TO BE DONE:
Which lines contain the word "name"? Return each of them as written.

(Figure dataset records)
<<<<
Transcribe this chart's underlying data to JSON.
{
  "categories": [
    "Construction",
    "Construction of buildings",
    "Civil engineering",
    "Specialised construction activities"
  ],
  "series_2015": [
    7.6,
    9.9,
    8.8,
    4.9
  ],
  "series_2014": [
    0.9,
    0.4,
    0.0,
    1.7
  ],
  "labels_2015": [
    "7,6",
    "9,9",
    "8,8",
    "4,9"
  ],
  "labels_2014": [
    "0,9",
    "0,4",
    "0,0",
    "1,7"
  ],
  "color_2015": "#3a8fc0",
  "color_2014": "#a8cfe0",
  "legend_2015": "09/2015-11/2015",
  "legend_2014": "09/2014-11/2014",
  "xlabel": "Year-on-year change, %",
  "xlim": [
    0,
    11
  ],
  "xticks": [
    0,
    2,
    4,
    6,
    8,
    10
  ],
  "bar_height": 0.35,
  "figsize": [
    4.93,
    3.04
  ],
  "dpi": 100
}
>>>>
<<<<
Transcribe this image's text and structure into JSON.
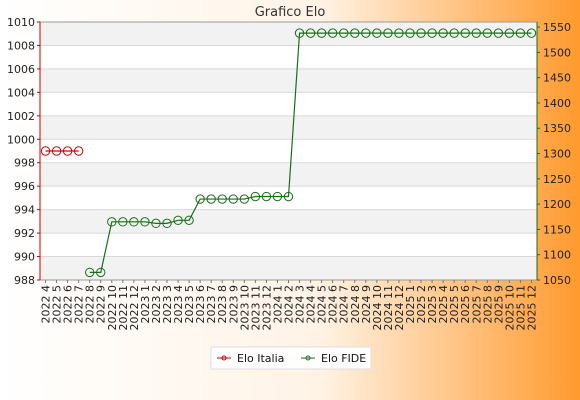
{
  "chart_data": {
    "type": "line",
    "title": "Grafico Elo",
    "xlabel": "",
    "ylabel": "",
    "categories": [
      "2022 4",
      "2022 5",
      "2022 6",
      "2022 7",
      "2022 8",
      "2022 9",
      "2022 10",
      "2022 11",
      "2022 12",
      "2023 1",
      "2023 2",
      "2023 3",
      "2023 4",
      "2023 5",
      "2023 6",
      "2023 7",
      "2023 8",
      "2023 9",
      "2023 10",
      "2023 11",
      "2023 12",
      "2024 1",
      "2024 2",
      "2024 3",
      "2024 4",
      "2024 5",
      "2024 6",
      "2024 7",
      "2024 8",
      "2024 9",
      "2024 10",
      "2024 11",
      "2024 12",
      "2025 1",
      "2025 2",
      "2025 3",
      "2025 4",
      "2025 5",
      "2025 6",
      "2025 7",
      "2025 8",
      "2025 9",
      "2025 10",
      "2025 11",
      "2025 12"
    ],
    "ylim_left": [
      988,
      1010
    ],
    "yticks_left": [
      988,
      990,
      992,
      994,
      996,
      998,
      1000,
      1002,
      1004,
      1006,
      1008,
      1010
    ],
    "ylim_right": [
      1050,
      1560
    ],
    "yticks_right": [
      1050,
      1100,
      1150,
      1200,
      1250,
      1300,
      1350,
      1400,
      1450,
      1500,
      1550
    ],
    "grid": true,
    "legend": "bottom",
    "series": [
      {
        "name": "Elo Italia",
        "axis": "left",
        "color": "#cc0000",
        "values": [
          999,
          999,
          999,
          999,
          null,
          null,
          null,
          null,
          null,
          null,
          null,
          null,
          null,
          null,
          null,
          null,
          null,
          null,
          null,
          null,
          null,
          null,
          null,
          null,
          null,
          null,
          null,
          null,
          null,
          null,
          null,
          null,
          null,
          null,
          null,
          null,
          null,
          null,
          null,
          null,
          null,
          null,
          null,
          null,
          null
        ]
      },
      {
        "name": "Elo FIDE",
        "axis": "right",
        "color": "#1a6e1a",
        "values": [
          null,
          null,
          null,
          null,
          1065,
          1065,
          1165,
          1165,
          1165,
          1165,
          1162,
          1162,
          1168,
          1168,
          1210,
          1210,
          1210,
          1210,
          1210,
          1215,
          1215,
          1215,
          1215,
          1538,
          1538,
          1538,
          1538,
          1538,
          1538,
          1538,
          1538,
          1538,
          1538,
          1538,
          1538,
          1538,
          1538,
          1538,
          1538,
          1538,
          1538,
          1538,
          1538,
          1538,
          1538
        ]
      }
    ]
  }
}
>>>>
<<<<
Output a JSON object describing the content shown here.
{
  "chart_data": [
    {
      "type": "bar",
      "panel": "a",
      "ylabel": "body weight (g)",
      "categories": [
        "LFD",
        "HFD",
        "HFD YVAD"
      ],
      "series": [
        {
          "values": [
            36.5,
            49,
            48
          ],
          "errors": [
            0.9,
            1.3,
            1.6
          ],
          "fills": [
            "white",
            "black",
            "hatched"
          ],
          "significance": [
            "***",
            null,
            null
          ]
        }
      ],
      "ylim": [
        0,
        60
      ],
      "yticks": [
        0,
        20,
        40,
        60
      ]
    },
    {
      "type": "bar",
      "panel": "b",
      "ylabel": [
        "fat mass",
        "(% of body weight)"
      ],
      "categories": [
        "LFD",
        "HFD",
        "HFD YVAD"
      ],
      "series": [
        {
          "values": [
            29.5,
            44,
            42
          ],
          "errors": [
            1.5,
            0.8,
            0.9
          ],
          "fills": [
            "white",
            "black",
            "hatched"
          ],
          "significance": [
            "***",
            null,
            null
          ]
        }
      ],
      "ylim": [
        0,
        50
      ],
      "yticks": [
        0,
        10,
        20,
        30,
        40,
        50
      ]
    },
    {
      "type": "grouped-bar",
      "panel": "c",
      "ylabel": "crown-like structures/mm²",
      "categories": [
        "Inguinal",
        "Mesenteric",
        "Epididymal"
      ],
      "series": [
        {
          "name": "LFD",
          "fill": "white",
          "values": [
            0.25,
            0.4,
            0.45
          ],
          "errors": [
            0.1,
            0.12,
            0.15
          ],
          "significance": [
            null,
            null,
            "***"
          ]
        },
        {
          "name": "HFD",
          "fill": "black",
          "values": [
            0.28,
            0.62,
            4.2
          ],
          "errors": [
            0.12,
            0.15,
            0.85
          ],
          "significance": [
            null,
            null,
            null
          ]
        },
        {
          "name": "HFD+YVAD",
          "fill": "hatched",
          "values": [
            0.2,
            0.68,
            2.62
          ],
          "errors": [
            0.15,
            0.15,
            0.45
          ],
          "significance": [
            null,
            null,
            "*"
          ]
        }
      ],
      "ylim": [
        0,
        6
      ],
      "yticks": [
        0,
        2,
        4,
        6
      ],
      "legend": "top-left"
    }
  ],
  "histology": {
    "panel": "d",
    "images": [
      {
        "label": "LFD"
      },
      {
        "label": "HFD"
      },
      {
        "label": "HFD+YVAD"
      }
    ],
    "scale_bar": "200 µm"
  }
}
>>>>
SOLUTION TO THE PROBLEM:
        "name": "Elo Italia",
        "name": "Elo FIDE",
          "name": "LFD",
          "name": "HFD",
          "name": "HFD+YVAD",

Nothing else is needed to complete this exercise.